What is asked:
Every line below that contains "title" is to be copied.

* * *

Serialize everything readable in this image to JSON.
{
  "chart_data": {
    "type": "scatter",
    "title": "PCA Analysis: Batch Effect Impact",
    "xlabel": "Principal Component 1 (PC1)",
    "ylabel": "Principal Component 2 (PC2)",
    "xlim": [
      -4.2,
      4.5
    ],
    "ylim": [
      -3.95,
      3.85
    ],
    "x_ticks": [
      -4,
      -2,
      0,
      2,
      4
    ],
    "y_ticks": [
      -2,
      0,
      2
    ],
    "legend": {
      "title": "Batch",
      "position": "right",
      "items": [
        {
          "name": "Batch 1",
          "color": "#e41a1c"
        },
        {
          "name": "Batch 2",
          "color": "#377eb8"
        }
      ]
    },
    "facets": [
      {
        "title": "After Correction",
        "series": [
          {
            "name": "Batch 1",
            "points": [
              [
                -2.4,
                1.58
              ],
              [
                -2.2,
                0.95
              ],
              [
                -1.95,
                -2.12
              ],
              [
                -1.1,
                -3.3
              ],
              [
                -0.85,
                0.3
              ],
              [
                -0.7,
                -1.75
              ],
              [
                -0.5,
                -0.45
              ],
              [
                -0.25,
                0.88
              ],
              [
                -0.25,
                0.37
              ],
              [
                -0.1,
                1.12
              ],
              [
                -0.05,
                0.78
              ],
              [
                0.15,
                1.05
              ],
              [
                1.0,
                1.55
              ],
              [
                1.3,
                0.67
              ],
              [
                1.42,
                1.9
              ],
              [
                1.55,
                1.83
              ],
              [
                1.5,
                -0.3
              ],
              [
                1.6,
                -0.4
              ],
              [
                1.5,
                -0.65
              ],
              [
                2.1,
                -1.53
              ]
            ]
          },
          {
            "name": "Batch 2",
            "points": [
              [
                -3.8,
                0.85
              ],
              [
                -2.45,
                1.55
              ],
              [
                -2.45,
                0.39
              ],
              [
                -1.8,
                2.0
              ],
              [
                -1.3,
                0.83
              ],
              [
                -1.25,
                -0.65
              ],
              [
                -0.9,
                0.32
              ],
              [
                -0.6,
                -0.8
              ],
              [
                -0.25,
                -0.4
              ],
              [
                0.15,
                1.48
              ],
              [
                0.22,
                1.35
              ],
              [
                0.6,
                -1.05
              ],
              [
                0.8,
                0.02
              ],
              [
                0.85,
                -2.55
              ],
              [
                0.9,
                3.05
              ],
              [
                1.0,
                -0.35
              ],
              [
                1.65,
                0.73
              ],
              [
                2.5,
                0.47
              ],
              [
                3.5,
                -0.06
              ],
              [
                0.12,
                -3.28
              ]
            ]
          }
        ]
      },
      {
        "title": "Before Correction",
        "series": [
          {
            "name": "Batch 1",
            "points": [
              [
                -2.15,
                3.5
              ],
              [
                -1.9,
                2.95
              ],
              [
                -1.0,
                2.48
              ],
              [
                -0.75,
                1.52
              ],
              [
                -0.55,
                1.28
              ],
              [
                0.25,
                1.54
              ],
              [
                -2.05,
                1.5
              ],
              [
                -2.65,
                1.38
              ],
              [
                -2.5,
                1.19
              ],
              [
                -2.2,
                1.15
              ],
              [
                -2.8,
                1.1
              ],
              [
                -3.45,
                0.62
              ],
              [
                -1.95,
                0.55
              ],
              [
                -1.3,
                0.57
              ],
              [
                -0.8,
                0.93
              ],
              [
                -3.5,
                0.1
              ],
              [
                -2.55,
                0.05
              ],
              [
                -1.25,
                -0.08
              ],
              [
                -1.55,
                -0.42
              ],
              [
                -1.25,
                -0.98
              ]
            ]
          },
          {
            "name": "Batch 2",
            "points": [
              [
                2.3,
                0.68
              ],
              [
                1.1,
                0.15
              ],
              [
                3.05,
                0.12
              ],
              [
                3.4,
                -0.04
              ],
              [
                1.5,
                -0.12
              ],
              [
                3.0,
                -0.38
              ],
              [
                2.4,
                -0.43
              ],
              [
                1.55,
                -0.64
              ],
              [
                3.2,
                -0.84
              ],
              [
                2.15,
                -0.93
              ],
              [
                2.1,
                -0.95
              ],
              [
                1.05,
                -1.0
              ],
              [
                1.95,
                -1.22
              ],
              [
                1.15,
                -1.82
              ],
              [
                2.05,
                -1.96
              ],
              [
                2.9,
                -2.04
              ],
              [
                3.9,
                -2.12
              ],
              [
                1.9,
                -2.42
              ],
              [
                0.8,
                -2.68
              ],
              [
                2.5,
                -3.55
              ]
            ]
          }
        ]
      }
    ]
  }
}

* * *

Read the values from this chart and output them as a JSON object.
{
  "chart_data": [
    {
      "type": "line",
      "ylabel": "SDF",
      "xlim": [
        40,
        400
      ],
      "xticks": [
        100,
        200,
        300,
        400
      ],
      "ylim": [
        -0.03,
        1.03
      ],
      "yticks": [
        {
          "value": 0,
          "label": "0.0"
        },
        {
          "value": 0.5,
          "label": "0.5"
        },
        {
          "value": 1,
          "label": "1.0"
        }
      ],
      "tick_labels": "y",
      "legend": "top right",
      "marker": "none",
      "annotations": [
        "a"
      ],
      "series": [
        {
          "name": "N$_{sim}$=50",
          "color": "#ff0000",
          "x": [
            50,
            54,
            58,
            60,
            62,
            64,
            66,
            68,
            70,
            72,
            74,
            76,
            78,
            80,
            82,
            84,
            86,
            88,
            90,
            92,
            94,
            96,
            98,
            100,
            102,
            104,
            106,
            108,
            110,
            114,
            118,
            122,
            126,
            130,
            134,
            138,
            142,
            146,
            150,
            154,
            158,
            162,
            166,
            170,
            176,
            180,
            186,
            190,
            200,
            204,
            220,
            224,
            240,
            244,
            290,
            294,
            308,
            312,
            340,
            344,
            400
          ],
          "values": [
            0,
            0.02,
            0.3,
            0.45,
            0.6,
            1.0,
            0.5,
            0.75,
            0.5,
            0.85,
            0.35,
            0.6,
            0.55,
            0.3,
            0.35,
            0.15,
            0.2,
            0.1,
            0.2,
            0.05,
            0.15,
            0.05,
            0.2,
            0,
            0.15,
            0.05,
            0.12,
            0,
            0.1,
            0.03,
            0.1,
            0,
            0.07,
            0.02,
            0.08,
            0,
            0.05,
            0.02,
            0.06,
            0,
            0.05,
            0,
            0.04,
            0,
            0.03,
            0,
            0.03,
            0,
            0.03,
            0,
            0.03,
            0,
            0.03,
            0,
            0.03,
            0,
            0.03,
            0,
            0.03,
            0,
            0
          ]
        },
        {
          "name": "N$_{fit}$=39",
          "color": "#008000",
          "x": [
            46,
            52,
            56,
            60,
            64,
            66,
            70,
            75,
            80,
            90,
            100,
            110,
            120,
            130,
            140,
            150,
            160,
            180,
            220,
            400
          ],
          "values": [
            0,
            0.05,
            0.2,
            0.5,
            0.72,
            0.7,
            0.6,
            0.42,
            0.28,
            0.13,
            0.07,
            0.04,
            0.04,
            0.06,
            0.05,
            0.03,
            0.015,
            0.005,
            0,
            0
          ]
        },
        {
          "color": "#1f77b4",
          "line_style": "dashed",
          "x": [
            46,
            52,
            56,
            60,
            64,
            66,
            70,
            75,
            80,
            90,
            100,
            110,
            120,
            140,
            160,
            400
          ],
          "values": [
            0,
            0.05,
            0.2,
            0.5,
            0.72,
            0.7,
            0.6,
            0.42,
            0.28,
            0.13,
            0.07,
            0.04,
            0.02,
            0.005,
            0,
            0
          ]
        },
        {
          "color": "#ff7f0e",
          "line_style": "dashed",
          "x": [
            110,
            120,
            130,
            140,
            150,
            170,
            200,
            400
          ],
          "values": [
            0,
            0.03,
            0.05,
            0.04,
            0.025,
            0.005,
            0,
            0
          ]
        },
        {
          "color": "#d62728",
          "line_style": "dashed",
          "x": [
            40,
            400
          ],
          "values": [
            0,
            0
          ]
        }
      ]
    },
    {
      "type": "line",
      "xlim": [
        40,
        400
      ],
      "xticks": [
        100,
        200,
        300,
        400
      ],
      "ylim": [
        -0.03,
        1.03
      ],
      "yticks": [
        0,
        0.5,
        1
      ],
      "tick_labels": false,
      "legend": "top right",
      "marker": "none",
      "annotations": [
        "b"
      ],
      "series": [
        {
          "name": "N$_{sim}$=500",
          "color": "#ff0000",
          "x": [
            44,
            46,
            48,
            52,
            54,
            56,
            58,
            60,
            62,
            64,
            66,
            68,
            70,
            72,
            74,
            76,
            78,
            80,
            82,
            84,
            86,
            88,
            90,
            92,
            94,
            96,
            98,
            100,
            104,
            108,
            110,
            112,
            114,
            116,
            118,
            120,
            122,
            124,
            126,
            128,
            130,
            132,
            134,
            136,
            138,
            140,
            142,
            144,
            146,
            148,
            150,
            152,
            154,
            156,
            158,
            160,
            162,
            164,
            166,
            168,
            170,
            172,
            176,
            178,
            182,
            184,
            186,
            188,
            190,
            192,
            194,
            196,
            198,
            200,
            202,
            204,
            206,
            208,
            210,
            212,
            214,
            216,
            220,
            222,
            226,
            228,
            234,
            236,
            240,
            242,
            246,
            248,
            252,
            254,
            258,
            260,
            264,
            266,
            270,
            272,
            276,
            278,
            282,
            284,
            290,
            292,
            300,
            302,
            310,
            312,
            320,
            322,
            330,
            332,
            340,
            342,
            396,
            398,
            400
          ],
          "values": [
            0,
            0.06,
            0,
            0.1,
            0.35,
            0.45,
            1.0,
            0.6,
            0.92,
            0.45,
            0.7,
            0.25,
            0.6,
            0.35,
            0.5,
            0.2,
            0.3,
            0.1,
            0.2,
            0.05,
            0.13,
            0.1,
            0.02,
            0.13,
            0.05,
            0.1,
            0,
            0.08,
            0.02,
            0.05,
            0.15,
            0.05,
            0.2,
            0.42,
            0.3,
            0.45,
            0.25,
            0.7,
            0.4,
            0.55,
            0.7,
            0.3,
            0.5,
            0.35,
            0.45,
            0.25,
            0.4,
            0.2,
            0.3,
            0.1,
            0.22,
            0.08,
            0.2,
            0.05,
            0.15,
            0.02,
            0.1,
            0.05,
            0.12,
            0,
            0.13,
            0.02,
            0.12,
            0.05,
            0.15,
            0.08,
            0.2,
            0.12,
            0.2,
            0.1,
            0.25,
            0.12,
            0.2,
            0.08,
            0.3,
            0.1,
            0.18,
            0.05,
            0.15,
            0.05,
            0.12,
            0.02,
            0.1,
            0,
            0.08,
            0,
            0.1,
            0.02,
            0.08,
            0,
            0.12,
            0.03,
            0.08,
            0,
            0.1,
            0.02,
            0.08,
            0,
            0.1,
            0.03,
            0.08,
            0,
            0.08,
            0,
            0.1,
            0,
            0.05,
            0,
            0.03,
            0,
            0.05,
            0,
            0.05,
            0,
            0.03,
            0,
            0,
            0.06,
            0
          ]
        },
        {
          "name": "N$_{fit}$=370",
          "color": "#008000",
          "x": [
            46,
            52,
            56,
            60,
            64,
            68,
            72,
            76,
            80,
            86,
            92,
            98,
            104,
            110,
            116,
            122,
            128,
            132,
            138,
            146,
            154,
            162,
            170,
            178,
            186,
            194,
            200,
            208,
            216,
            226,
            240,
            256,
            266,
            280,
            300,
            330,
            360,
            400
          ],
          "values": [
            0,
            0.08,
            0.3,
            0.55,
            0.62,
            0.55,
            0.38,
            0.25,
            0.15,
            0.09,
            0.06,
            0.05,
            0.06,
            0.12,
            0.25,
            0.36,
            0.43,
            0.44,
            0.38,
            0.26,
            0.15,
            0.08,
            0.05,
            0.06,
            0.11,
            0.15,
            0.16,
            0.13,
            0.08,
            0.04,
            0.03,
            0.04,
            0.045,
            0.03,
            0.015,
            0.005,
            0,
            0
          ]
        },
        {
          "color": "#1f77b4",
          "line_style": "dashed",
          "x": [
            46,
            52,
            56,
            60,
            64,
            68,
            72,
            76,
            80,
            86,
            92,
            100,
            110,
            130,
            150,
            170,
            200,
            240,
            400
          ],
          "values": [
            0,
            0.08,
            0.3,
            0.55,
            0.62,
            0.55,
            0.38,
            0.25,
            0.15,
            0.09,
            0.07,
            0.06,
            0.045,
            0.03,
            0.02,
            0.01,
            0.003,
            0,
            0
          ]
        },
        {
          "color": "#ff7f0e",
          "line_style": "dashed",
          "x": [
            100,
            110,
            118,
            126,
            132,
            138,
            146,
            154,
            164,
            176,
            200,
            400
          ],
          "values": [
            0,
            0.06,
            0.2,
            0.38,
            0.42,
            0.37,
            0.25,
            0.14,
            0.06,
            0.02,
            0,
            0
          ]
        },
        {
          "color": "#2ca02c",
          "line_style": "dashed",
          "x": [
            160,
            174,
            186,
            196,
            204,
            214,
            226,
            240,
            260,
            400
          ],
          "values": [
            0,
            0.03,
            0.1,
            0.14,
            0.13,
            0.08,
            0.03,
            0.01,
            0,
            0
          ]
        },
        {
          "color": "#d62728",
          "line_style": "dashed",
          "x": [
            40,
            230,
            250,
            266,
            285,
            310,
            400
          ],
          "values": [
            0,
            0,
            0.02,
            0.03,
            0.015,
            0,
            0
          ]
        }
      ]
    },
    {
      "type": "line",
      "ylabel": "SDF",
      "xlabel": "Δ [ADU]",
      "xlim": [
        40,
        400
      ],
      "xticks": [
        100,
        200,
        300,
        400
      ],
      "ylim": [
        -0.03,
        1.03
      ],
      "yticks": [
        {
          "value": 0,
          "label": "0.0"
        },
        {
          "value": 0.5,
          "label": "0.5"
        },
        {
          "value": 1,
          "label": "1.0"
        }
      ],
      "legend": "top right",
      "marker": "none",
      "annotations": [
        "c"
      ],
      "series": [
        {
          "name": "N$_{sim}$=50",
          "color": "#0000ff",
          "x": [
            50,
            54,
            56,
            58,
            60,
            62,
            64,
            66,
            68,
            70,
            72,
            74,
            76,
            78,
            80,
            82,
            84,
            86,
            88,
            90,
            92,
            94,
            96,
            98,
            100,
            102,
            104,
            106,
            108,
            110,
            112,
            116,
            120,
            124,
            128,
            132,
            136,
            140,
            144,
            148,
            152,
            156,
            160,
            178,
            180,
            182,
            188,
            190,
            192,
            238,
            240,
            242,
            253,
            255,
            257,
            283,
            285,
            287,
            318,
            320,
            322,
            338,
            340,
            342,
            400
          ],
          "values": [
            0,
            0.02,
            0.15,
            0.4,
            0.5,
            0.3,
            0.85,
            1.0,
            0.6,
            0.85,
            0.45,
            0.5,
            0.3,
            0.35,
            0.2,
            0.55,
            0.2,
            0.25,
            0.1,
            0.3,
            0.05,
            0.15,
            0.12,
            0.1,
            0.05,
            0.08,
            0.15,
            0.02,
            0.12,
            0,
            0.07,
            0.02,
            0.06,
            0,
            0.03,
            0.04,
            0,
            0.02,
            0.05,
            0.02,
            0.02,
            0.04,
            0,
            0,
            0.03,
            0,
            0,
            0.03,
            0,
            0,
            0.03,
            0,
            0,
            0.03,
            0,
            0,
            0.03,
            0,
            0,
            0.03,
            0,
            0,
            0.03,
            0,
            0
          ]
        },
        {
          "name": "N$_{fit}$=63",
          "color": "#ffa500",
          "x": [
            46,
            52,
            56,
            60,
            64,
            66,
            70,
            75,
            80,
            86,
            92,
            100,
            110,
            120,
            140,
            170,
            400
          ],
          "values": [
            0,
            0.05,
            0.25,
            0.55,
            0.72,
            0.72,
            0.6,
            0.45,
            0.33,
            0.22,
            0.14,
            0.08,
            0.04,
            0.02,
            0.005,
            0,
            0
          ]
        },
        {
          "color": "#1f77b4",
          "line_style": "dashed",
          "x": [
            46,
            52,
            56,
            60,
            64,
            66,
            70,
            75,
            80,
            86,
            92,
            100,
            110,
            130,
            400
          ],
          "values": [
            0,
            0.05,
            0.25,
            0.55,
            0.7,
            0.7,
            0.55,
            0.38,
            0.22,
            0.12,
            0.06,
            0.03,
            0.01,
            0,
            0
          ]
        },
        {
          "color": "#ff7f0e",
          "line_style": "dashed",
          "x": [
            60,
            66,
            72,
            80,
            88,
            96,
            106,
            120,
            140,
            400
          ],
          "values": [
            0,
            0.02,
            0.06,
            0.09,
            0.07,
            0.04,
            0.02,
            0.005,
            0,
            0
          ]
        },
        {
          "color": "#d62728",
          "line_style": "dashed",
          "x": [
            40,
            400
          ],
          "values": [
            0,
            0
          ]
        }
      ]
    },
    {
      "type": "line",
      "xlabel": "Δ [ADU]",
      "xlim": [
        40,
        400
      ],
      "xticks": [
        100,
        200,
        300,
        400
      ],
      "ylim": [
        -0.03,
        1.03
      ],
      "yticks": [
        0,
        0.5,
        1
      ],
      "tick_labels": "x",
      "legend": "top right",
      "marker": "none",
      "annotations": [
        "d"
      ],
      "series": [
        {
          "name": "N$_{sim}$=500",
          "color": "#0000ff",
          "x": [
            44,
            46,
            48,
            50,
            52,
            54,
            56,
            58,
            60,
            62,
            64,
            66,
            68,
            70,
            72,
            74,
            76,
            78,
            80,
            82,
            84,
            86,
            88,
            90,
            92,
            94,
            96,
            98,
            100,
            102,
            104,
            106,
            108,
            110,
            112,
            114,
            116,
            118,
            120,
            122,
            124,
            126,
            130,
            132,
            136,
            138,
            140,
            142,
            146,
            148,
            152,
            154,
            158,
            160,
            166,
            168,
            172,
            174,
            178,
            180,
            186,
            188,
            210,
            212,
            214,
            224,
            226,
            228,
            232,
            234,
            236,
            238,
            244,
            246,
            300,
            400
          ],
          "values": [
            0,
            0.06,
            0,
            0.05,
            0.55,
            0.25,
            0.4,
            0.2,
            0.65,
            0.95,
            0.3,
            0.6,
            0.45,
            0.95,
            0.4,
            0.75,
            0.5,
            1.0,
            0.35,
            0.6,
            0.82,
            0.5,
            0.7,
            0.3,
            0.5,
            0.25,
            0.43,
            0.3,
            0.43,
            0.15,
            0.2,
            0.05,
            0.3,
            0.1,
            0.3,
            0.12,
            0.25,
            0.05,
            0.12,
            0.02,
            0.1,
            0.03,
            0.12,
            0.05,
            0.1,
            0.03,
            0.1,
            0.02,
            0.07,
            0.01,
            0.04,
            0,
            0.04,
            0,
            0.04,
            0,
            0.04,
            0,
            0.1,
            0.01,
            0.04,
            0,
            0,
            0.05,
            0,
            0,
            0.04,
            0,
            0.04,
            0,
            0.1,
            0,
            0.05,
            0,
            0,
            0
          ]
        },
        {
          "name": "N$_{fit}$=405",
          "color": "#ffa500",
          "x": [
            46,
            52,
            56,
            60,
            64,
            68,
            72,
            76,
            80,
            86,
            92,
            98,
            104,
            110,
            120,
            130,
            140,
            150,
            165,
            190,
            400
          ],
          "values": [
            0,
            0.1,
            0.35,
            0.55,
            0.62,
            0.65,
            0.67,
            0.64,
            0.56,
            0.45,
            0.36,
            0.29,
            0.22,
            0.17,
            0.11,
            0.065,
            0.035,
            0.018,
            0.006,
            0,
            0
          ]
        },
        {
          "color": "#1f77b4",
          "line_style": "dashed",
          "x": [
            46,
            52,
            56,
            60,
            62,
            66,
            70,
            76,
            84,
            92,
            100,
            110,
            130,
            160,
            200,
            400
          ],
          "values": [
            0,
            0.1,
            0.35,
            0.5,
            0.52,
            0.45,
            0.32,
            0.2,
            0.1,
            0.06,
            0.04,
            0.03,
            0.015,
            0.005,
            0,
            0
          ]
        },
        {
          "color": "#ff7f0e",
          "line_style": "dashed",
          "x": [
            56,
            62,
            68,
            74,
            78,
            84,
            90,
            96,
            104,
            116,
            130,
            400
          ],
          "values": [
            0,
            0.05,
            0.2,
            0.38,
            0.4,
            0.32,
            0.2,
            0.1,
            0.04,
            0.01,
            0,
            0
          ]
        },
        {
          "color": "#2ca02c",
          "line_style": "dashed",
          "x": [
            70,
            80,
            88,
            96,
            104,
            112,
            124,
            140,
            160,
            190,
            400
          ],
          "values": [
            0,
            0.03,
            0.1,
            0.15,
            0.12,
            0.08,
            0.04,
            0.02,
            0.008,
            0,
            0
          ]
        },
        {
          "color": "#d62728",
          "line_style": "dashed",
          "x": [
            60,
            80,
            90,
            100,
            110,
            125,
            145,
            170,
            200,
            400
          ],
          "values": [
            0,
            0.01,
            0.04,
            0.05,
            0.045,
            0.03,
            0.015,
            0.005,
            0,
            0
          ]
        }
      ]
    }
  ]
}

* * *

Answer to this task:
    "title": "PCA Analysis: Batch Effect Impact",
      "title": "Batch",
        "title": "After Correction",
        "title": "Before Correction",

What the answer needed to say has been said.